## Required task
Exactly reproduce all the records, keeping pictures out of the copy.

[Extracted records]
:::

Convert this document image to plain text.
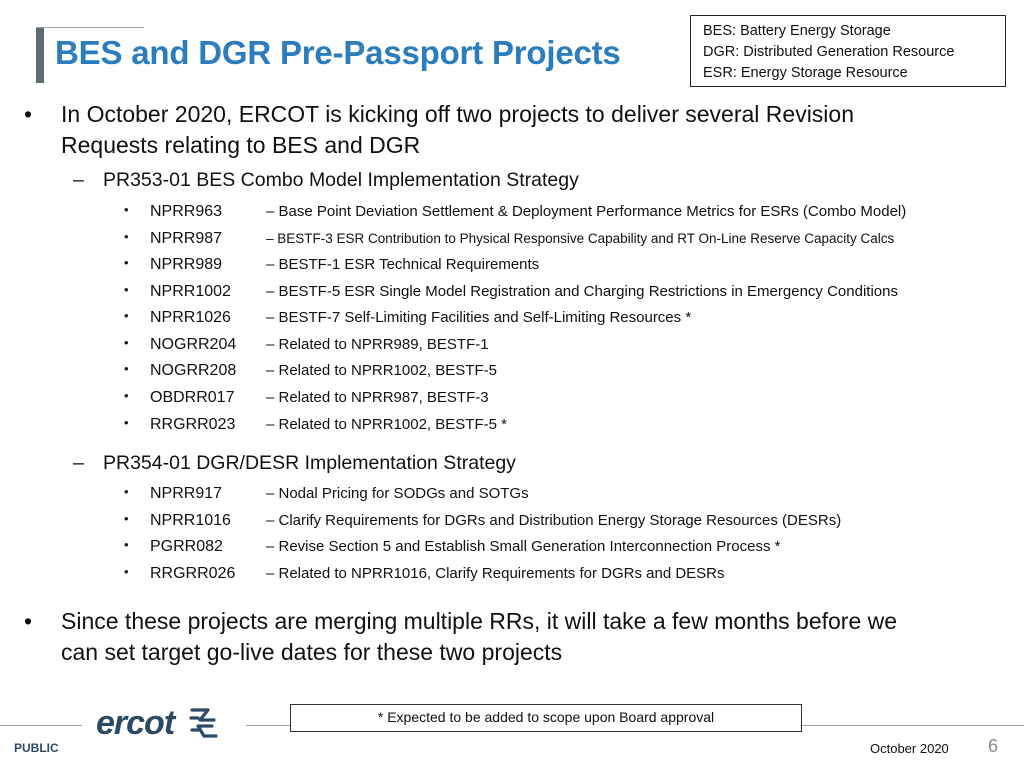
BES and DGR Pre-Passport Projects
BES: Battery Energy Storage
DGR: Distributed Generation Resource
ESR: Energy Storage Resource
• In October 2020, ERCOT is kicking off two projects to deliver several Revision
Requests relating to BES and DGR
– PR353-01 BES Combo Model Implementation Strategy
• NPRR963	– Base Point Deviation Settlement & Deployment Performance Metrics for ESRs (Combo Model)
• NPRR987	– BESTF-3 ESR Contribution to Physical Responsive Capability and RT On-Line Reserve Capacity Calcs
• NPRR989	– BESTF-1 ESR Technical Requirements
• NPRR1002 – BESTF-5 ESR Single Model Registration and Charging Restrictions in Emergency Conditions
• NPRR1026 – BESTF-7 Self-Limiting Facilities and Self-Limiting Resources *
• NOGRR204 – Related to NPRR989, BESTF-1
• NOGRR208 – Related to NPRR1002, BESTF-5
• OBDRR017 – Related to NPRR987, BESTF-3
• RRGRR023 – Related to NPRR1002, BESTF-5 *
– PR354-01 DGR/DESR Implementation Strategy
• NPRR917	– Nodal Pricing for SODGs and SOTGs
• NPRR1016 – Clarify Requirements for DGRs and Distribution Energy Storage Resources (DESRs)
• PGRR082	– Revise Section 5 and Establish Small Generation Interconnection Process *
• RRGRR026 – Related to NPRR1016, Clarify Requirements for DGRs and DESRs
• Since these projects are merging multiple RRs, it will take a few months before we
can set target go-live dates for these two projects
ercot	* Expected to be added to scope upon Board approval
PUBLIC	October 2020 6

:::

## Full output
Convert this document image to plain text.
BES and DGR Pre-Passport Projects
BES: Battery Energy Storage
DGR: Distributed Generation Resource
ESR: Energy Storage Resource
• In October 2020, ERCOT is kicking off two projects to deliver several Revision
Requests relating to BES and DGR
– PR353-01 BES Combo Model Implementation Strategy
• NPRR963	– Base Point Deviation Settlement & Deployment Performance Metrics for ESRs (Combo Model)
• NPRR987	– BESTF-3 ESR Contribution to Physical Responsive Capability and RT On-Line Reserve Capacity Calcs
• NPRR989	– BESTF-1 ESR Technical Requirements
• NPRR1002 – BESTF-5 ESR Single Model Registration and Charging Restrictions in Emergency Conditions
• NPRR1026 – BESTF-7 Self-Limiting Facilities and Self-Limiting Resources *
• NOGRR204 – Related to NPRR989, BESTF-1
• NOGRR208 – Related to NPRR1002, BESTF-5
• OBDRR017 – Related to NPRR987, BESTF-3
• RRGRR023 – Related to NPRR1002, BESTF-5 *
– PR354-01 DGR/DESR Implementation Strategy
• NPRR917	– Nodal Pricing for SODGs and SOTGs
• NPRR1016 – Clarify Requirements for DGRs and Distribution Energy Storage Resources (DESRs)
• PGRR082	– Revise Section 5 and Establish Small Generation Interconnection Process *
• RRGRR026 – Related to NPRR1016, Clarify Requirements for DGRs and DESRs
• Since these projects are merging multiple RRs, it will take a few months before we
can set target go-live dates for these two projects
ercot	* Expected to be added to scope upon Board approval
PUBLIC	October 2020 6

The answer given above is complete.